■ TO DO ■
Filter the entries below, keeping only lines with the word "チェリークラブ".

■ Data items ■
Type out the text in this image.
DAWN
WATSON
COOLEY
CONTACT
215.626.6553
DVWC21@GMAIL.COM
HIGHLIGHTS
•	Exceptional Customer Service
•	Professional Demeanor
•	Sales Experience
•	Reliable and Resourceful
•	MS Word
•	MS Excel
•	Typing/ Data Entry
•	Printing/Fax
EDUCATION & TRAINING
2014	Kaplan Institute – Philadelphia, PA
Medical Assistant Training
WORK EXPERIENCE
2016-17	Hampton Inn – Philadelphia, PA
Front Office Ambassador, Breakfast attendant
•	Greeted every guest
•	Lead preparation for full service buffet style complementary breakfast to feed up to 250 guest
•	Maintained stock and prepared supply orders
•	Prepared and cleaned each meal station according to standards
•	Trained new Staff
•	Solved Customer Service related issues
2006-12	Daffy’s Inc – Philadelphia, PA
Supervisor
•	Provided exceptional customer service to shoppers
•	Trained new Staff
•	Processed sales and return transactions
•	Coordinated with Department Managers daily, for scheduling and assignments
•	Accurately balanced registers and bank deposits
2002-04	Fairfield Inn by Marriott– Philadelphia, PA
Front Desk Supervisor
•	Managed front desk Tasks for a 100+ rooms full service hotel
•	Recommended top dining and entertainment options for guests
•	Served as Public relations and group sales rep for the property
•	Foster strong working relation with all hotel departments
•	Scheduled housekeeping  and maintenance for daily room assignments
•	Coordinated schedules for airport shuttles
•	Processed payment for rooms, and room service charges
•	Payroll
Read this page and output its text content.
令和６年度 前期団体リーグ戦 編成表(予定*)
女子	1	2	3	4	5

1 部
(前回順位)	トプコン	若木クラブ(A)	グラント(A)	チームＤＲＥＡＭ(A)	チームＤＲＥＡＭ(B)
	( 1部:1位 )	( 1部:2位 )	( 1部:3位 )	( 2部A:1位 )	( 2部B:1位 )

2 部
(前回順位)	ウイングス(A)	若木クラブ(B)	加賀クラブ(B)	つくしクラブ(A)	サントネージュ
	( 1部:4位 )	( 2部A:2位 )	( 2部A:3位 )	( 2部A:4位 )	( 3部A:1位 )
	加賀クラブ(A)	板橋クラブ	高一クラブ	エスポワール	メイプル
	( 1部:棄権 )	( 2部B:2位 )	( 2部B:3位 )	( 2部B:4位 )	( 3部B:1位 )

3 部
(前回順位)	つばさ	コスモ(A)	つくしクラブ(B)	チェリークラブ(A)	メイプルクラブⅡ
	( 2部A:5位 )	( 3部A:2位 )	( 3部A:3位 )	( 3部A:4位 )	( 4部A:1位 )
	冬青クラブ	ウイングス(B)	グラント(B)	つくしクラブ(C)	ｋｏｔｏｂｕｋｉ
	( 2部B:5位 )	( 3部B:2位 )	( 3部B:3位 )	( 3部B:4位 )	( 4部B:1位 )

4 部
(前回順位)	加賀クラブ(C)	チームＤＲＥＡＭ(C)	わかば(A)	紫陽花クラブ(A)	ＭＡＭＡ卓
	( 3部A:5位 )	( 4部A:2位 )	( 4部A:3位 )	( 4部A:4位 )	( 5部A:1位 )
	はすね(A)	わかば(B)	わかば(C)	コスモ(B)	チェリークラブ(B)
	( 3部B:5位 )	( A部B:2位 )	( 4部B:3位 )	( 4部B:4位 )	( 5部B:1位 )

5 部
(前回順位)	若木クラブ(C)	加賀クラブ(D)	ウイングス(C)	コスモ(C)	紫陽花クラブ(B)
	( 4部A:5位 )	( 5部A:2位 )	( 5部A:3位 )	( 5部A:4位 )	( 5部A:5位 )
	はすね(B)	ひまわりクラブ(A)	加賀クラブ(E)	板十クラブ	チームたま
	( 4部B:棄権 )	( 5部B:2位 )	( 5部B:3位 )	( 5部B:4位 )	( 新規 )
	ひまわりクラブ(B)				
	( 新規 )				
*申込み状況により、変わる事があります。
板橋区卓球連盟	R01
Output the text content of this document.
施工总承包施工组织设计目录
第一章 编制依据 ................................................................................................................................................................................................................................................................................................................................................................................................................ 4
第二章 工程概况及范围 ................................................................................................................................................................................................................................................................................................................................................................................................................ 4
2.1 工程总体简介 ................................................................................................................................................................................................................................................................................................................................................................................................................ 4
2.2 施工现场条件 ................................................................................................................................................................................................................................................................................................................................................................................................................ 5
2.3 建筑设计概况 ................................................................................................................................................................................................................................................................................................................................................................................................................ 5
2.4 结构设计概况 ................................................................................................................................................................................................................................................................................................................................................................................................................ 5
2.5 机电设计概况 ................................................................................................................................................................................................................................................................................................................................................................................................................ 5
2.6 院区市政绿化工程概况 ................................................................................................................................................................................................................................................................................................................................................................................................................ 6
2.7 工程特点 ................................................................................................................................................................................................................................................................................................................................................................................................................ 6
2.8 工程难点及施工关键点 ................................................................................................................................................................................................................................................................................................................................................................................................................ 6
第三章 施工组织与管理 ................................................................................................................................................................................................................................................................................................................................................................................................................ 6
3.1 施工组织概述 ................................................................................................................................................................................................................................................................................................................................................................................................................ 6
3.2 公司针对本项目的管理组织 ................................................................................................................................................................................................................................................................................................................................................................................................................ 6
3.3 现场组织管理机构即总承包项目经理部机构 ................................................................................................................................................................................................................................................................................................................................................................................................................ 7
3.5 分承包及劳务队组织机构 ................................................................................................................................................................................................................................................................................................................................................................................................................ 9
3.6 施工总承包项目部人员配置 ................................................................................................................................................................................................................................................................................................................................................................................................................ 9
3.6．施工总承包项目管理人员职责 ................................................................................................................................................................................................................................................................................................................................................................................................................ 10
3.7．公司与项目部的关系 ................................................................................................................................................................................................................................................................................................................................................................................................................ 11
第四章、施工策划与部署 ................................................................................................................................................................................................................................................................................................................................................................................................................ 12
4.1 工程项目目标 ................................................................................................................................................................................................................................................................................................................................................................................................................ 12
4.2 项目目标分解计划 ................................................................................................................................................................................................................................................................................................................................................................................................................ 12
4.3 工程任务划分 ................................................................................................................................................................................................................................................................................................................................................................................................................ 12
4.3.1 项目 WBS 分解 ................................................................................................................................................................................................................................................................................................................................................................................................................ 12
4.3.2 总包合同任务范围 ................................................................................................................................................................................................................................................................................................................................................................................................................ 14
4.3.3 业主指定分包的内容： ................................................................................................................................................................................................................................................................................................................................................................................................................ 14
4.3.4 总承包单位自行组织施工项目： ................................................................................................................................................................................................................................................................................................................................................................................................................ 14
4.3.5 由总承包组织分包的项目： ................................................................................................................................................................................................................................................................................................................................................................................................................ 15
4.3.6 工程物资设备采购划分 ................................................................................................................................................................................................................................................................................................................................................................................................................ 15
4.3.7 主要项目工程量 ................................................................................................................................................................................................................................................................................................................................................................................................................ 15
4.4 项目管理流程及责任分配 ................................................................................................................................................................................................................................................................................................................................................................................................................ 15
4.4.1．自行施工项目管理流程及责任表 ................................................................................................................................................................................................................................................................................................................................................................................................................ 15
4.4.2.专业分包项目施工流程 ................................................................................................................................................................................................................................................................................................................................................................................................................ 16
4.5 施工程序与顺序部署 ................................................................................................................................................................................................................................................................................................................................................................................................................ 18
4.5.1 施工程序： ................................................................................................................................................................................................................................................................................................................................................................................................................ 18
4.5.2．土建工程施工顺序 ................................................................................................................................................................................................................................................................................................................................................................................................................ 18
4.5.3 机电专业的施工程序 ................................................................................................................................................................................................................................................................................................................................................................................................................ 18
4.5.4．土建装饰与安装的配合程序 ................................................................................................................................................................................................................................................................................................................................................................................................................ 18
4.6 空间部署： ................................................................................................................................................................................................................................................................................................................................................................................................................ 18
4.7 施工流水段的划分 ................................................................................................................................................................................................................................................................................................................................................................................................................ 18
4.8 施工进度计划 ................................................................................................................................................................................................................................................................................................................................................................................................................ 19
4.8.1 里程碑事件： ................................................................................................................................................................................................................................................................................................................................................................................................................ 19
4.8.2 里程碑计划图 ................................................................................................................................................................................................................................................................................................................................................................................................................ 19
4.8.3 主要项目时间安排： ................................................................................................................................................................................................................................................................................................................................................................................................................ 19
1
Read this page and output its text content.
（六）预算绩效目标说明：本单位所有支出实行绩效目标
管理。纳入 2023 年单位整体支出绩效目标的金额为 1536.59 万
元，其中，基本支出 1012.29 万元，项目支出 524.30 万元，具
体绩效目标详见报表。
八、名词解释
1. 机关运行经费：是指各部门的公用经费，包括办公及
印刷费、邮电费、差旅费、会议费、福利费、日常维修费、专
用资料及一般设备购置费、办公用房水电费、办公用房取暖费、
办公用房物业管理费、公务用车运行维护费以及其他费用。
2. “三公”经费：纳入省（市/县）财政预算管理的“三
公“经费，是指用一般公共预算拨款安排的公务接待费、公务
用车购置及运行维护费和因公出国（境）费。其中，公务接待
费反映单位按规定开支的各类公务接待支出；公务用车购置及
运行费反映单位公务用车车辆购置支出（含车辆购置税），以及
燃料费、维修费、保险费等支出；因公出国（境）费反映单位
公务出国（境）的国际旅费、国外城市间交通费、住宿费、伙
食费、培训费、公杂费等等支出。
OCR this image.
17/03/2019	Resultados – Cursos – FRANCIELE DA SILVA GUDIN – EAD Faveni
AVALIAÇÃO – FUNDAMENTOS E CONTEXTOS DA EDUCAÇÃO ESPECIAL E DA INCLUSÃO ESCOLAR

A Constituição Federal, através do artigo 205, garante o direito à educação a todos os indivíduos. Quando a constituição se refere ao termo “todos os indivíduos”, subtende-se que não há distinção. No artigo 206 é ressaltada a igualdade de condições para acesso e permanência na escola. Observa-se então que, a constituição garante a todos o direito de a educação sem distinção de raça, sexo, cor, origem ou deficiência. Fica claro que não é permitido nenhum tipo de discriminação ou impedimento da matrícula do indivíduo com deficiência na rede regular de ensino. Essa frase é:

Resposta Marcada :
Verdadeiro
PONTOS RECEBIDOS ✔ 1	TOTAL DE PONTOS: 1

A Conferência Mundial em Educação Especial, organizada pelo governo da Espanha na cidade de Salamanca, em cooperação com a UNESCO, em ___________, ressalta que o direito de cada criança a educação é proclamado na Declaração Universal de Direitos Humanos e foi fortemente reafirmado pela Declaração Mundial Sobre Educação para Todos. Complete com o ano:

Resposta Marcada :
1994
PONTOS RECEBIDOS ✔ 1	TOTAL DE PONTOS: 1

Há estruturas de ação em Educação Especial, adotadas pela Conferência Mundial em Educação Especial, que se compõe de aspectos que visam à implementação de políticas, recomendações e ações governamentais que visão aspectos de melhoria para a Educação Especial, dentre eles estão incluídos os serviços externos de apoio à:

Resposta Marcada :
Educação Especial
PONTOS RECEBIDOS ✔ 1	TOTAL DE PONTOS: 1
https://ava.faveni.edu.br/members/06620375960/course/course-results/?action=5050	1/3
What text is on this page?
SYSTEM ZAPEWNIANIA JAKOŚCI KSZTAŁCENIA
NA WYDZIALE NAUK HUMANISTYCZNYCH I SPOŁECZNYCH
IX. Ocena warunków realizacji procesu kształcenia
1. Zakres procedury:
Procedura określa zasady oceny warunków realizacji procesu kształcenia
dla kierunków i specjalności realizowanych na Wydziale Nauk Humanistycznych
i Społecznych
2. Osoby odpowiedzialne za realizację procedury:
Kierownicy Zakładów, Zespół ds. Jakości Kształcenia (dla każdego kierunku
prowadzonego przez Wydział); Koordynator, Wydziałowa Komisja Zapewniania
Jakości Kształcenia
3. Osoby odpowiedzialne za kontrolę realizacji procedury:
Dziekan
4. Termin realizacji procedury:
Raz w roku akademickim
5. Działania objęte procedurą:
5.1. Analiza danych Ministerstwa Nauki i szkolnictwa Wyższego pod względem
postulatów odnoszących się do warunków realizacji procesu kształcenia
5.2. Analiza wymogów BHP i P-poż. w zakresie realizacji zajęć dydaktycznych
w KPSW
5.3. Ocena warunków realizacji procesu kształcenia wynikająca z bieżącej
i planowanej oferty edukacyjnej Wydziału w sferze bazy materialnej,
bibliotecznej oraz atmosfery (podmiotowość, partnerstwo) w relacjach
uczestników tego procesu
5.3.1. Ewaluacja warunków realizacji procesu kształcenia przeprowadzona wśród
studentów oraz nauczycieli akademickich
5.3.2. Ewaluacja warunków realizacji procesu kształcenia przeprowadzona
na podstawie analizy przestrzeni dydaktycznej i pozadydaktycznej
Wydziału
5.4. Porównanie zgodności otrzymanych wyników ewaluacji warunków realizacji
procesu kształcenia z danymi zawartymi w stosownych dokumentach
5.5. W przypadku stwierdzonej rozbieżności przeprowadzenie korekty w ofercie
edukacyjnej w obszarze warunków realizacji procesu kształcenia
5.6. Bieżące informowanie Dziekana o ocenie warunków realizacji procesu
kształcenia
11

■ WRITTEN RESPONSE ■
(前回順位)	つばさ	コスモ(A)	つくしクラブ(B)	チェリークラブ(A)	メイプルクラブⅡ
	はすね(A)	わかば(B)	わかば(C)	コスモ(B)	チェリークラブ(B)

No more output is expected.